### YOUR GOAL
How many of the lines below hold the word "well"? Answer only with the number.

══════════════════════════════

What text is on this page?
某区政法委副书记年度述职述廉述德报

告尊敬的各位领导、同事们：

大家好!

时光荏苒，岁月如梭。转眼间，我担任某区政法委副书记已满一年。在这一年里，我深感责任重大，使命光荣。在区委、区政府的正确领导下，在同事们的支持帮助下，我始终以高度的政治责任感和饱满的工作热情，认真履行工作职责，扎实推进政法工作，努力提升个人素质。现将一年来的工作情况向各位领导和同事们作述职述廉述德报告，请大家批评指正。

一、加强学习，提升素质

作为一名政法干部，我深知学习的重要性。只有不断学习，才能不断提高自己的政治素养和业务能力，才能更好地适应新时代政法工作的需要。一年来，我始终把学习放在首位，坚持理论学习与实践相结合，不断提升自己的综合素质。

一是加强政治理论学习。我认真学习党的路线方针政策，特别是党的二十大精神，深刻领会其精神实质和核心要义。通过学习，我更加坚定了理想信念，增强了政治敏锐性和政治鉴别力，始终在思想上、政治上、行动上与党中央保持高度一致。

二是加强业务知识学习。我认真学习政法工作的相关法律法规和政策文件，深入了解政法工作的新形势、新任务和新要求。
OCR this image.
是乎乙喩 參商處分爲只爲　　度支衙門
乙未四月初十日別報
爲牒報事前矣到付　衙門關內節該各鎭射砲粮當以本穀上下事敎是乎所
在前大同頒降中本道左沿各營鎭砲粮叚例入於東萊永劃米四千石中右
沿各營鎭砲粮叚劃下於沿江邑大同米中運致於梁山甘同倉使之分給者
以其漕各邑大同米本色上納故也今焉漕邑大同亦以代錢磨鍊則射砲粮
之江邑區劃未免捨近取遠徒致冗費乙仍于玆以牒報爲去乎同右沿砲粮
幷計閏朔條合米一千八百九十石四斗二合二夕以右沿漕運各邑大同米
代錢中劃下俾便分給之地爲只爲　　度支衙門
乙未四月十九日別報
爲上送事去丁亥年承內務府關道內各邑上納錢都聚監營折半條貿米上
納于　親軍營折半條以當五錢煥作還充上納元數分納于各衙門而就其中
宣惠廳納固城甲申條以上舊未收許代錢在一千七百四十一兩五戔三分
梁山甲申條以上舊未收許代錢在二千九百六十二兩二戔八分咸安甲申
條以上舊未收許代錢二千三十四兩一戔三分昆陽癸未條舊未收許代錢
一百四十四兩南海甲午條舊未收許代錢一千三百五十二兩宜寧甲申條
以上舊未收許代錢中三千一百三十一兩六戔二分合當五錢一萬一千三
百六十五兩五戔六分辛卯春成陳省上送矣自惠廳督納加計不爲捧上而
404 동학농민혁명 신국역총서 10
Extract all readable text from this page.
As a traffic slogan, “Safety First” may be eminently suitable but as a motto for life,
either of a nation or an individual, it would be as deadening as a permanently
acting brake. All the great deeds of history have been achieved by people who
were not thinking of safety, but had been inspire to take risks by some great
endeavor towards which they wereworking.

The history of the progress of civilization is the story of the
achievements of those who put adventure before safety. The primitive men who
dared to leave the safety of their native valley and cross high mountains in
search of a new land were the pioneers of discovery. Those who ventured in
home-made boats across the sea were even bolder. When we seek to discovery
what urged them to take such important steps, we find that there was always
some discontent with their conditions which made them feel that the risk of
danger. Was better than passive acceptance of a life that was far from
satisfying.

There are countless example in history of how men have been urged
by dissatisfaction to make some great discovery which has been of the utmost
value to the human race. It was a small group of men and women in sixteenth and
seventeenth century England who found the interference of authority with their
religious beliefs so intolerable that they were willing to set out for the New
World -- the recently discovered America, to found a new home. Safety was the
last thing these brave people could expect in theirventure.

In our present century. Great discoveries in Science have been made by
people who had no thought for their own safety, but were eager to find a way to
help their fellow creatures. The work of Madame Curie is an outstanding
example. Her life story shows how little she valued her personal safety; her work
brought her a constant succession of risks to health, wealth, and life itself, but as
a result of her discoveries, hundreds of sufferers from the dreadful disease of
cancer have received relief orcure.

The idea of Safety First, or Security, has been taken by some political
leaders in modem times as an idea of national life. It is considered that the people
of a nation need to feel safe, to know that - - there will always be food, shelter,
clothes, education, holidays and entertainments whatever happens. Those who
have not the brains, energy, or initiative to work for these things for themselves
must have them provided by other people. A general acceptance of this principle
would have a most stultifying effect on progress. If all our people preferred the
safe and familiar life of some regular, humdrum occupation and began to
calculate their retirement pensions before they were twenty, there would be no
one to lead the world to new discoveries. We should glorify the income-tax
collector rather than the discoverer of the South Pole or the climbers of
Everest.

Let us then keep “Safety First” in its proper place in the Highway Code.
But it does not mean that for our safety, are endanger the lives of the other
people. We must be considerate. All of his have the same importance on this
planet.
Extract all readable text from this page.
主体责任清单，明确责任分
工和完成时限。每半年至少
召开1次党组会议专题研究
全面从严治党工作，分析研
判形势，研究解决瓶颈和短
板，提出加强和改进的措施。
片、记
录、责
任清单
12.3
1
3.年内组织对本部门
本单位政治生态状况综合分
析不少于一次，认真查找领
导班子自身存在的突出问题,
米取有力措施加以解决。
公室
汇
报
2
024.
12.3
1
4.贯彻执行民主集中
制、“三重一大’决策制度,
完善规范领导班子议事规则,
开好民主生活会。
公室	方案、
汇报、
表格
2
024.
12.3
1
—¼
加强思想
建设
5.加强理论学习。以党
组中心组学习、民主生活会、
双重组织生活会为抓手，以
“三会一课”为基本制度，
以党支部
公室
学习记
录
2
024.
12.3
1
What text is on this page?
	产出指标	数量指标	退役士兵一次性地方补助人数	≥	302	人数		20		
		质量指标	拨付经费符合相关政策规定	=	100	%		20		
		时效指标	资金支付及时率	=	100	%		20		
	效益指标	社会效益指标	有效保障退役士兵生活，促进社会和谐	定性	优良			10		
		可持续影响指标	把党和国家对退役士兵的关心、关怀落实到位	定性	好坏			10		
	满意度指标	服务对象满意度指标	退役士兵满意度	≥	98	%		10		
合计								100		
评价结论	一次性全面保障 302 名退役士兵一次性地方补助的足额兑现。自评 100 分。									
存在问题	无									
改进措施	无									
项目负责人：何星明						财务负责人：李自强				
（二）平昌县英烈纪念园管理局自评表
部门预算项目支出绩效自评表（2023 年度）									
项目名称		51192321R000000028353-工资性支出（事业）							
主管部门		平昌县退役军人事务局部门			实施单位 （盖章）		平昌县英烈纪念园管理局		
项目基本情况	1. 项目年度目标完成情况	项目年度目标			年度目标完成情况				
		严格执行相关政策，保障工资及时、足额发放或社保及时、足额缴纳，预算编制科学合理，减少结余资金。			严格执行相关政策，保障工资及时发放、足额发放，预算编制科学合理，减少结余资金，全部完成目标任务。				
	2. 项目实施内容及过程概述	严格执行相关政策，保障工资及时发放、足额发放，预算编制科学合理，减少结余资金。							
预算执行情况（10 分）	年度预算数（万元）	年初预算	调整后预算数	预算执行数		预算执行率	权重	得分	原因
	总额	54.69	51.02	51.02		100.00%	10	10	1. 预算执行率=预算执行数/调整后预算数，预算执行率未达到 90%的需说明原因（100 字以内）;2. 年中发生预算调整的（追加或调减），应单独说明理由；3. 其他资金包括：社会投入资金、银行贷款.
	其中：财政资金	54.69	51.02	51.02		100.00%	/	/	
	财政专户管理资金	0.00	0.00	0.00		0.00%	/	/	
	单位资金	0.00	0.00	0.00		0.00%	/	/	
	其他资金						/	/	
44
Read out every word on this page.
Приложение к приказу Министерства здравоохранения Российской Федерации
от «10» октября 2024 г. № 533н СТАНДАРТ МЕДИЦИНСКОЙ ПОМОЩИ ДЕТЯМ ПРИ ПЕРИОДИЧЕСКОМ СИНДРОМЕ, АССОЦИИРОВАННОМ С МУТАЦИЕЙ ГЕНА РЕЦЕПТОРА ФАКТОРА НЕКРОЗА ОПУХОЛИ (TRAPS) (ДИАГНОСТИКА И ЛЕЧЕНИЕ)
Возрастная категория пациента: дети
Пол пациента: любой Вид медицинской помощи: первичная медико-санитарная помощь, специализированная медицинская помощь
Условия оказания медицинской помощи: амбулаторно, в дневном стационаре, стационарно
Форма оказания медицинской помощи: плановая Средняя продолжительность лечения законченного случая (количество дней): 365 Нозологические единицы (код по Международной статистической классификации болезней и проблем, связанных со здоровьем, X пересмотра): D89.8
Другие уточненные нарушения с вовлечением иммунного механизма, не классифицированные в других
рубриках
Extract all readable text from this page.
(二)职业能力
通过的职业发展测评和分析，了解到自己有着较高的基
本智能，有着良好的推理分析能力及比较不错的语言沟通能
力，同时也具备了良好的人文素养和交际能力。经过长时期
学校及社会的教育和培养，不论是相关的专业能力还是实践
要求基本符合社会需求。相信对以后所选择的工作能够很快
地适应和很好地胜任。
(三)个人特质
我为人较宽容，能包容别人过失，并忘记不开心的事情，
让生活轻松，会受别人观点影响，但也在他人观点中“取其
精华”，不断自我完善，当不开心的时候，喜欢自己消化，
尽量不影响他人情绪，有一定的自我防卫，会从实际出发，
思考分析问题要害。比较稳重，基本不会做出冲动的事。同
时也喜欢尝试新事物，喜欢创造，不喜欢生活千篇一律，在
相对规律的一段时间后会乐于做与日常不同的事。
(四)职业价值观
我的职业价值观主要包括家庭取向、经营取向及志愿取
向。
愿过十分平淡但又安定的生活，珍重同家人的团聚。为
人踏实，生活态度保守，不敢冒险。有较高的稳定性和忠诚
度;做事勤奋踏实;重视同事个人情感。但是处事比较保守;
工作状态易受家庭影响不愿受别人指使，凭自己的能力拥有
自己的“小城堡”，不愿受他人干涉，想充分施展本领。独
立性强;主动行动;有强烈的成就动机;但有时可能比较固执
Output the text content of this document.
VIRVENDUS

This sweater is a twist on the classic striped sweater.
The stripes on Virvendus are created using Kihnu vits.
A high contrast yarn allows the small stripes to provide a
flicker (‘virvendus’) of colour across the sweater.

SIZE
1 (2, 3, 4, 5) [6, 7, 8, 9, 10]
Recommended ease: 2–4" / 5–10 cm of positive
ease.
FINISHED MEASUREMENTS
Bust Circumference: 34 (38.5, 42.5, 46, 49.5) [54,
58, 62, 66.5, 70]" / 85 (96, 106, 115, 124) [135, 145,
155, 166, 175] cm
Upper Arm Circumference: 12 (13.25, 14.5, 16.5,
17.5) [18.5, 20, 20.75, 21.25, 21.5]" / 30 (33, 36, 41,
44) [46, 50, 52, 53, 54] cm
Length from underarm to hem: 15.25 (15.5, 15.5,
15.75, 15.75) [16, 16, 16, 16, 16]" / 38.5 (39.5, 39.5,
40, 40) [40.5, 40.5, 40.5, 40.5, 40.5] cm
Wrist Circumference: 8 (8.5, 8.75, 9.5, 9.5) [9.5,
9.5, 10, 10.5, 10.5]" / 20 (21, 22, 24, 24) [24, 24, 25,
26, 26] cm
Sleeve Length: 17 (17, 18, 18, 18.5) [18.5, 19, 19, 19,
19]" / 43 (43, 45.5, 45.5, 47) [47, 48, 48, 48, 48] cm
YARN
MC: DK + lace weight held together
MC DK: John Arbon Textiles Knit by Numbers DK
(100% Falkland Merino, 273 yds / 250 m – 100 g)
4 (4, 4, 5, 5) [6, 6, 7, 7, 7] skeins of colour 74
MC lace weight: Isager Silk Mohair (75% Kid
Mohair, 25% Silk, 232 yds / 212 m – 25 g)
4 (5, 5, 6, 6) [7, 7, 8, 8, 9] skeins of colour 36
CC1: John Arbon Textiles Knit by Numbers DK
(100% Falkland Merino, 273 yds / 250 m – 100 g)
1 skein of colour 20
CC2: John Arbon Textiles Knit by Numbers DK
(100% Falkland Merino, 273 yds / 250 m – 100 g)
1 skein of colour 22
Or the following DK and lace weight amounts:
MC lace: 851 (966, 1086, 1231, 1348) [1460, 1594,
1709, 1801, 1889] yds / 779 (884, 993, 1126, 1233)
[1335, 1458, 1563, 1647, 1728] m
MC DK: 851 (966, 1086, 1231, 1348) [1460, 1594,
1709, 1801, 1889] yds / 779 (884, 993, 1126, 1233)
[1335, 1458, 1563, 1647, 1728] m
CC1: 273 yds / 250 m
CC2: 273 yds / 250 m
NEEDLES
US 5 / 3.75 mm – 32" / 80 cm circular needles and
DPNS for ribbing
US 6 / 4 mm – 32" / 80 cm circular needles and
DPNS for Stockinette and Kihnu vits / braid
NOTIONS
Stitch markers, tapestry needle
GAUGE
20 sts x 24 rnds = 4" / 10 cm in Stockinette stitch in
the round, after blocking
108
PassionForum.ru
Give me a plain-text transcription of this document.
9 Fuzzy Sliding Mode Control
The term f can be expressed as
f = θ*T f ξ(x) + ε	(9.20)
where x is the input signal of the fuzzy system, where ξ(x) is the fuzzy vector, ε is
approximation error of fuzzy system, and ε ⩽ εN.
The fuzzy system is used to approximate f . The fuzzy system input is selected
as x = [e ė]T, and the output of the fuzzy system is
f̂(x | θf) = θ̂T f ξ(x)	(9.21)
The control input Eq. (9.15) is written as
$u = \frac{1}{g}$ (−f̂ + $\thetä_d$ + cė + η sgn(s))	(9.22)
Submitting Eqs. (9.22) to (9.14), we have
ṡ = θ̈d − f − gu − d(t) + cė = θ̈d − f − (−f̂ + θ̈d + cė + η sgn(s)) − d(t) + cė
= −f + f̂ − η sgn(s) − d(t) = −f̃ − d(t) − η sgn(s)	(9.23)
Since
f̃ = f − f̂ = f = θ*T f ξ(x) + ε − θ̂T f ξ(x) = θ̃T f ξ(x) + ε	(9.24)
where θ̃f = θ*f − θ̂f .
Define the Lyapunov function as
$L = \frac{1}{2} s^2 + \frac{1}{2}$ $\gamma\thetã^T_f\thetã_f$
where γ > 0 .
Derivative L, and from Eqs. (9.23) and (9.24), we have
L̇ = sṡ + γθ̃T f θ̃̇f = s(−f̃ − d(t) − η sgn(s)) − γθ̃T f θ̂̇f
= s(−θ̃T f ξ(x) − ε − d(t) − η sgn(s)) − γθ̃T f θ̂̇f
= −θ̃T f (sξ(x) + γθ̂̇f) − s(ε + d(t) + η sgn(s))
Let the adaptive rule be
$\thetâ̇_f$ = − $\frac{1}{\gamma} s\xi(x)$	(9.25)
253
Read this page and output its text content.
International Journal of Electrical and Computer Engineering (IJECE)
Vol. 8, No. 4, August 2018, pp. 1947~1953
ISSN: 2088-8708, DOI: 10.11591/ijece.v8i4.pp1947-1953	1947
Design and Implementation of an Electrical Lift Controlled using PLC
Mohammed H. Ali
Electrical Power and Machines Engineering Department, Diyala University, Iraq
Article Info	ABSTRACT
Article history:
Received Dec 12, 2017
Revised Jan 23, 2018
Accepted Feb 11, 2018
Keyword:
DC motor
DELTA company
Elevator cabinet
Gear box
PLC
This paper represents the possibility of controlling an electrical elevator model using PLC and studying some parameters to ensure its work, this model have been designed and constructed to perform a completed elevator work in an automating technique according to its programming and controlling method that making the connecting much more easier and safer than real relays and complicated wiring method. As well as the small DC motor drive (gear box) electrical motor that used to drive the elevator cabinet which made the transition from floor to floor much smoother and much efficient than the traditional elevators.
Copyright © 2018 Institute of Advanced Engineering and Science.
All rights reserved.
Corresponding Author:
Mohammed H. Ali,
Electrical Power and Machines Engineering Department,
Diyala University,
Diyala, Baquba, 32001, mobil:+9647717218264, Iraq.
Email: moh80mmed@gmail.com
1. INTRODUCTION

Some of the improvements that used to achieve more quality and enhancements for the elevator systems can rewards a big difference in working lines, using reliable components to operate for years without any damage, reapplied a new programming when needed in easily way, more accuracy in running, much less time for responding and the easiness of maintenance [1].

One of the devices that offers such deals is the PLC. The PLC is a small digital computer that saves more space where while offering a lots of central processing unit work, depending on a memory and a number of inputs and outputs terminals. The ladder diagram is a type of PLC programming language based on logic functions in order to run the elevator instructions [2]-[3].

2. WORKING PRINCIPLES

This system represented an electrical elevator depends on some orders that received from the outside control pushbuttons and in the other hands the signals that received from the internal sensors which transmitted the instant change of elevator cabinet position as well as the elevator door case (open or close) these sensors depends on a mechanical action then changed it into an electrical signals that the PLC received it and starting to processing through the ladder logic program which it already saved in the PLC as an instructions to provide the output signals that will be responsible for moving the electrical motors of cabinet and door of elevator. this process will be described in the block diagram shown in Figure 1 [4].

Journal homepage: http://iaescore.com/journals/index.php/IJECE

══════════════════════════════

### FULL SOLUTION
2